- _Given exercise_:
What lines of the data include the string "систем"? Copy them all.

- _Materials provided_:

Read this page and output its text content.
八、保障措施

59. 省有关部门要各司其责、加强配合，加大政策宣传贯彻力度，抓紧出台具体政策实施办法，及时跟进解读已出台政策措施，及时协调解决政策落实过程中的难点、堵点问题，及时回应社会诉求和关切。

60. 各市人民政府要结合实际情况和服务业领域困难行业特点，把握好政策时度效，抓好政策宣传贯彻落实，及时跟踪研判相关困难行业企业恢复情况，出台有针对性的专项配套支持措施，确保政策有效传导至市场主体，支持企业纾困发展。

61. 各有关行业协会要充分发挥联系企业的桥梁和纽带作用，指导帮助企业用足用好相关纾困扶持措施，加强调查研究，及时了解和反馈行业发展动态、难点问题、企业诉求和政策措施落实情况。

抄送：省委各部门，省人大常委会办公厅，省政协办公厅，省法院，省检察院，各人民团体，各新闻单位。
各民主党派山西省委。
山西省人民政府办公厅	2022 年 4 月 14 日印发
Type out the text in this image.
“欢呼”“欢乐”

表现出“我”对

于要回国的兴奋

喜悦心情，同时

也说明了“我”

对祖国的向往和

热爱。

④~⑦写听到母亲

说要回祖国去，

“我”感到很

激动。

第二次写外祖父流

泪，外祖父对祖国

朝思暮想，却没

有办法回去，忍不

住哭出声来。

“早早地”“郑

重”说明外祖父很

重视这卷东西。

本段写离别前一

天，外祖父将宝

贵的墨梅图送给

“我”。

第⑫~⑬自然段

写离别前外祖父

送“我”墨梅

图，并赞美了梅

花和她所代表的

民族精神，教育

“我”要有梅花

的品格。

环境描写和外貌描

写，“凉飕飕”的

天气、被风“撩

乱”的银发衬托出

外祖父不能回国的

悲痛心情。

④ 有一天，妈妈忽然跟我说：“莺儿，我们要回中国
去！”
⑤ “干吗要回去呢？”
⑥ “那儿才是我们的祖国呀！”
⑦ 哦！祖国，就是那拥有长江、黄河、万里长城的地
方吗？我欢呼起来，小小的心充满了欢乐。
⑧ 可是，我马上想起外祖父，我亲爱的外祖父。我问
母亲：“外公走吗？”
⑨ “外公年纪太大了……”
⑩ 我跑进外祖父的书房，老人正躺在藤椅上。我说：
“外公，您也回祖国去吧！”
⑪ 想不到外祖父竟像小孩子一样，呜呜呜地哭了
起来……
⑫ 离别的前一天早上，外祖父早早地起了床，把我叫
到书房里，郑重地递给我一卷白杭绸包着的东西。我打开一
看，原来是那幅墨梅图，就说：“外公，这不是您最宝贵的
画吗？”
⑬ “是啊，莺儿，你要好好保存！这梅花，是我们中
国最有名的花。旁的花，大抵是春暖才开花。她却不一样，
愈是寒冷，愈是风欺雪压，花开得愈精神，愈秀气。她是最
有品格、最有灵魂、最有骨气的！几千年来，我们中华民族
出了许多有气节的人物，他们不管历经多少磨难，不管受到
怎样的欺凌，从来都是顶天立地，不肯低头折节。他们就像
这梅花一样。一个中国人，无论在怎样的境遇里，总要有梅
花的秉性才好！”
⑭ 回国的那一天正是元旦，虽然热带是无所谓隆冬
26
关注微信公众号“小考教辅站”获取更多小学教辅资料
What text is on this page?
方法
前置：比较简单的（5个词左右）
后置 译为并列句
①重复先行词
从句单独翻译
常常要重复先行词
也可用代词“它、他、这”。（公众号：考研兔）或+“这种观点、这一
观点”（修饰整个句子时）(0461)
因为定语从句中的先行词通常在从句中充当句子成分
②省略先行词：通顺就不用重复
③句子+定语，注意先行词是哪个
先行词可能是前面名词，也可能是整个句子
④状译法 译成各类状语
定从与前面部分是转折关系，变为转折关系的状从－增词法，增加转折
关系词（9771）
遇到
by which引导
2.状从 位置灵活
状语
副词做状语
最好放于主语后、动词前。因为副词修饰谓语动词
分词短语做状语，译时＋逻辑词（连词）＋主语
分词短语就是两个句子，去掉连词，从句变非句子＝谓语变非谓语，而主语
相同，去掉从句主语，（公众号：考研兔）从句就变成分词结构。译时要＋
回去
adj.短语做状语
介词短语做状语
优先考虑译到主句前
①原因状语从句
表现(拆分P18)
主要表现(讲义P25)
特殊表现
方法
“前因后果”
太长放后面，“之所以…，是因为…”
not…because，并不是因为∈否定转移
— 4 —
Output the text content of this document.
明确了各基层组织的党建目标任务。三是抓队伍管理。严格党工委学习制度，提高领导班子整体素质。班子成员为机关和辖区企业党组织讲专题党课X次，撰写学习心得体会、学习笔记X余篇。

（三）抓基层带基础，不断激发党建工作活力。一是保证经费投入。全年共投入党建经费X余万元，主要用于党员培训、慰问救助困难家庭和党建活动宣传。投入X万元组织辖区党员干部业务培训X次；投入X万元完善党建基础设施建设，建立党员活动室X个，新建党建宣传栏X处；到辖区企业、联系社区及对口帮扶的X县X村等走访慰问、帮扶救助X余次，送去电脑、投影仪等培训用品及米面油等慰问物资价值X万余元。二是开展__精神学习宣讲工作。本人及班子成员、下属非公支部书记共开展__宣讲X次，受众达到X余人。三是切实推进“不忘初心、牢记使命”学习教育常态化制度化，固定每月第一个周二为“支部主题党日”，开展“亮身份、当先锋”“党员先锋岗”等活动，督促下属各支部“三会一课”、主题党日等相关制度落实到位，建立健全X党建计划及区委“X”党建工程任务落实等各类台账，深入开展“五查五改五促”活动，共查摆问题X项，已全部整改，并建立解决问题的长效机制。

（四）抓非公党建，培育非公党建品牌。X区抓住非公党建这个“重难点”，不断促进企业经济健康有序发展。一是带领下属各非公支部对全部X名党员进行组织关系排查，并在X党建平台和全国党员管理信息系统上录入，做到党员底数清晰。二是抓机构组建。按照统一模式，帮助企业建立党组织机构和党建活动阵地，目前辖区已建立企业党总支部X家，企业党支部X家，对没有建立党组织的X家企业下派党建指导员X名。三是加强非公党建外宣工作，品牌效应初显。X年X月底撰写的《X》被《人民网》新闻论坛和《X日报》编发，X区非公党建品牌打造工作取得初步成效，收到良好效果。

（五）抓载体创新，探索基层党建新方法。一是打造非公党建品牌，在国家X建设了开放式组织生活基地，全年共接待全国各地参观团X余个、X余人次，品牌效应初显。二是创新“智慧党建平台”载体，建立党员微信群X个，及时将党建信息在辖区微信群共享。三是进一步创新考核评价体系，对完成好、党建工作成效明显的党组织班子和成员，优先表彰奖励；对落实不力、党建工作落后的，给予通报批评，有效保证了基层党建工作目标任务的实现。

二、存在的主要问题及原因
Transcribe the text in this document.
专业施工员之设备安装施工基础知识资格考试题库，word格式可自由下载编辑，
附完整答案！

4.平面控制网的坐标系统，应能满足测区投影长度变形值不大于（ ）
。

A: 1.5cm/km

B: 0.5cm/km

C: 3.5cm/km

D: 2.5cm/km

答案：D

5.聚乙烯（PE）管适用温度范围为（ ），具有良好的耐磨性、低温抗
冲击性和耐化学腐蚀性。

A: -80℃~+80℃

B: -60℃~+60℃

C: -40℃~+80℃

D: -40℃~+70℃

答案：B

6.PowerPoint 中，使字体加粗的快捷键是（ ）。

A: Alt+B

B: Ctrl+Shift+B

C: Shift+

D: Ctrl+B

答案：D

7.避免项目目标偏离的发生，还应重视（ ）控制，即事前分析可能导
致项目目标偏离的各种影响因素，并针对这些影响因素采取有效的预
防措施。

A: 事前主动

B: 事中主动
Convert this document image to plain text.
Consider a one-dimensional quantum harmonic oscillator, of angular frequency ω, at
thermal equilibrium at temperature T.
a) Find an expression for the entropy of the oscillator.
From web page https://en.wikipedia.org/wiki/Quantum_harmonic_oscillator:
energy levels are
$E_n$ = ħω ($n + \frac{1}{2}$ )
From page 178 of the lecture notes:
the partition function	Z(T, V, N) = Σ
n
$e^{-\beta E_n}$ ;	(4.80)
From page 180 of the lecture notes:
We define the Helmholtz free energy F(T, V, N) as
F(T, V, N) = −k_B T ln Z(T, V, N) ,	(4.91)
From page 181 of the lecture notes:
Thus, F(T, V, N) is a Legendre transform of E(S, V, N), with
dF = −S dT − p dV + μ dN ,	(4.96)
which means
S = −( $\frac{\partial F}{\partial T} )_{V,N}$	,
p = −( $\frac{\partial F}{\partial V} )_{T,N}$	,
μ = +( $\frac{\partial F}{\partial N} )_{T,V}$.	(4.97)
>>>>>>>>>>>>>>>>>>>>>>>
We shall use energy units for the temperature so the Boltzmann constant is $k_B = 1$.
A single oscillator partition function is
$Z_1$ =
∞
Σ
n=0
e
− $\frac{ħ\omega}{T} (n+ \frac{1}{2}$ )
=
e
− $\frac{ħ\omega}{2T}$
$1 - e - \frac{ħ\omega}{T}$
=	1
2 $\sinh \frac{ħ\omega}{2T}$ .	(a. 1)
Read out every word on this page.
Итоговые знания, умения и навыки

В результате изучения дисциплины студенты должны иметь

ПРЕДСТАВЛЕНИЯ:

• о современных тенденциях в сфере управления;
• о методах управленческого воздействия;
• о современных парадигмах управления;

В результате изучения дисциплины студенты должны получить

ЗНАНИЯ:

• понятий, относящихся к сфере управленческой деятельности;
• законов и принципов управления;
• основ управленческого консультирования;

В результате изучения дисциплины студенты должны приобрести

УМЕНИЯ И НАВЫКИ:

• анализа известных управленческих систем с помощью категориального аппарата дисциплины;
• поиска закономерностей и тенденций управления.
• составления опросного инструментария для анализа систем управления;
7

- _Output of the exercise_:
• анализа известных управленческих систем с помощью категориального аппарата дисциплины;
• составления опросного инструментария для анализа систем управления;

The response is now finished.